→ **Request**: Every record below should be printed exactly as it appears.

→ **Data listing**:
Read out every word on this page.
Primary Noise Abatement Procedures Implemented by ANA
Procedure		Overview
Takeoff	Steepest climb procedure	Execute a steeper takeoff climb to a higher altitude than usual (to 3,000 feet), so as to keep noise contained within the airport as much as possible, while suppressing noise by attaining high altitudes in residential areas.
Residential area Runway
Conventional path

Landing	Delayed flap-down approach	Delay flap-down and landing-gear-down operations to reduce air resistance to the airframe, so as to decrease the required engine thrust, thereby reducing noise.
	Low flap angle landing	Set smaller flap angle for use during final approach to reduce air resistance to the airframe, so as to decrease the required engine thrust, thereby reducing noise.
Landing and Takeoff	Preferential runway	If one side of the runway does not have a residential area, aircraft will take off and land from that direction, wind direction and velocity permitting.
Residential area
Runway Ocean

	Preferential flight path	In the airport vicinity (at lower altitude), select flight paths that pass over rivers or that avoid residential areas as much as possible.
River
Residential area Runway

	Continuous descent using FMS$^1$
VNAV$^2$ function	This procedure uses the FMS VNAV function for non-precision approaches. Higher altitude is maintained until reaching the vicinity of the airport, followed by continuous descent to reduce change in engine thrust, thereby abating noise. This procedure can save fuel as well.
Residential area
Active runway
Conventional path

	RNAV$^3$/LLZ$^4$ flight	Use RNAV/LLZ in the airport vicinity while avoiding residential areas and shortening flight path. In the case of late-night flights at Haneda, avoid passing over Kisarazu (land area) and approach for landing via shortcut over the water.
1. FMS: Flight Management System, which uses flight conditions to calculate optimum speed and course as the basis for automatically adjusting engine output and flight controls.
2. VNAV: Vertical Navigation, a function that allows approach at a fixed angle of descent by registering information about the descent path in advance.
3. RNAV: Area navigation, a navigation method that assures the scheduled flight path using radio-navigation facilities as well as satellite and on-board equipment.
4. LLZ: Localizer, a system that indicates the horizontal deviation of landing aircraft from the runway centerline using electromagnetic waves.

→ **Answer to this task**:
Read out every word on this page.
Primary Noise Abatement Procedures Implemented by ANA
Procedure		Overview
Takeoff	Steepest climb procedure	Execute a steeper takeoff climb to a higher altitude than usual (to 3,000 feet), so as to keep noise contained within the airport as much as possible, while suppressing noise by attaining high altitudes in residential areas.
Residential area Runway
Conventional path

Landing	Delayed flap-down approach	Delay flap-down and landing-gear-down operations to reduce air resistance to the airframe, so as to decrease the required engine thrust, thereby reducing noise.
	Low flap angle landing	Set smaller flap angle for use during final approach to reduce air resistance to the airframe, so as to decrease the required engine thrust, thereby reducing noise.
Landing and Takeoff	Preferential runway	If one side of the runway does not have a residential area, aircraft will take off and land from that direction, wind direction and velocity permitting.
Residential area
Runway Ocean

	Preferential flight path	In the airport vicinity (at lower altitude), select flight paths that pass over rivers or that avoid residential areas as much as possible.
River
Residential area Runway

	Continuous descent using FMS$^1$
VNAV$^2$ function	This procedure uses the FMS VNAV function for non-precision approaches. Higher altitude is maintained until reaching the vicinity of the airport, followed by continuous descent to reduce change in engine thrust, thereby abating noise. This procedure can save fuel as well.
Residential area
Active runway
Conventional path

	RNAV$^3$/LLZ$^4$ flight	Use RNAV/LLZ in the airport vicinity while avoiding residential areas and shortening flight path. In the case of late-night flights at Haneda, avoid passing over Kisarazu (land area) and approach for landing via shortcut over the water.
1. FMS: Flight Management System, which uses flight conditions to calculate optimum speed and course as the basis for automatically adjusting engine output and flight controls.
2. VNAV: Vertical Navigation, a function that allows approach at a fixed angle of descent by registering information about the descent path in advance.
3. RNAV: Area navigation, a navigation method that assures the scheduled flight path using radio-navigation facilities as well as satellite and on-board equipment.
4. LLZ: Localizer, a system that indicates the horizontal deviation of landing aircraft from the runway centerline using electromagnetic waves.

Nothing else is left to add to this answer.